#### Complete the following
a. Using the abstract on Fatima below, mark each statement yes or no and quote the exact words that settle it: (i) the Orthodox tradition approaches apparitions with great caution; (ii) the reflections mark the 100th anniversary of Our Lady of Fatima; (iii) the Orthodox response is to fall down before Christ and ask forgiveness.
b. From the abstract on Fatima below, render this sentence in Spanish: "In this tradition, such things are approached with great caution, suspicion and even hostility."

#### Source excerpt
>>>

Rev. Fr. Gregory Jensen, Ph.D.

Abstract In these reflections in honor of the 90th anniversary of Our Lady of Fatima, I reflect on the place of apparitions and extraordinary phenomena in the tradition of the Orthodox Church. In this tradition, such things are approached with great caution, suspicion and even hostility. While expressing my own reservations about some of the excesses surrounding I conclude by arguing that to the degree that there is an Orthodox response to apparitions of the Theotokos at Fatima it is this: We must fall down before Christ and ask forgiveness of our manifold sins and transgressions. A devotion to the Theotokos, or any other member of that “great cloud of witnesses” that does not lead us such a sorrow for our sins and a renewed desire to more generously and sacrificially, love our neighbor, is simply not worthy of the name Christian.

<<<

#### Recorded information
>>>

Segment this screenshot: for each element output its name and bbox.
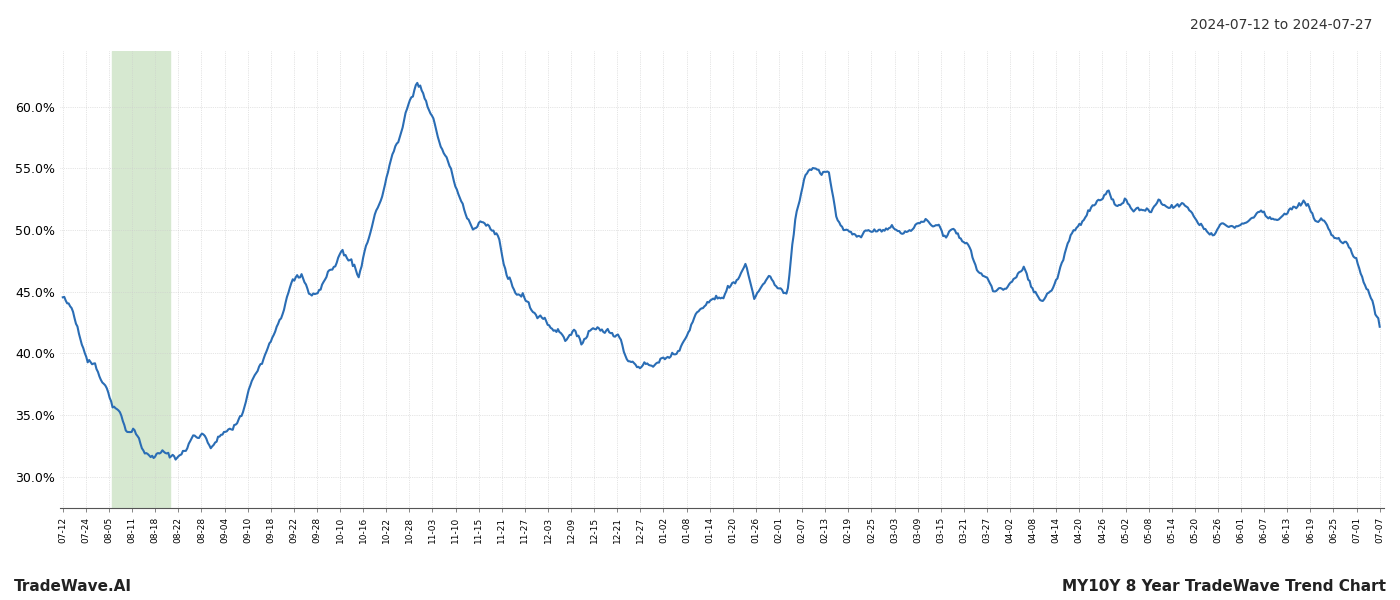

<<<

#### Exercise solutions
a.
(i) Yes: "such things are approached with great caution, suspicion and even hostility."
(ii) No: "in honor of the 90th anniversary of Our Lady of Fatima"
(iii) Yes: "We must fall down before Christ and ask forgiveness of our manifold sins and transgressions."

b. En esta tradición, tales cosas se abordan con gran cautela, sospecha e incluso hostilidad.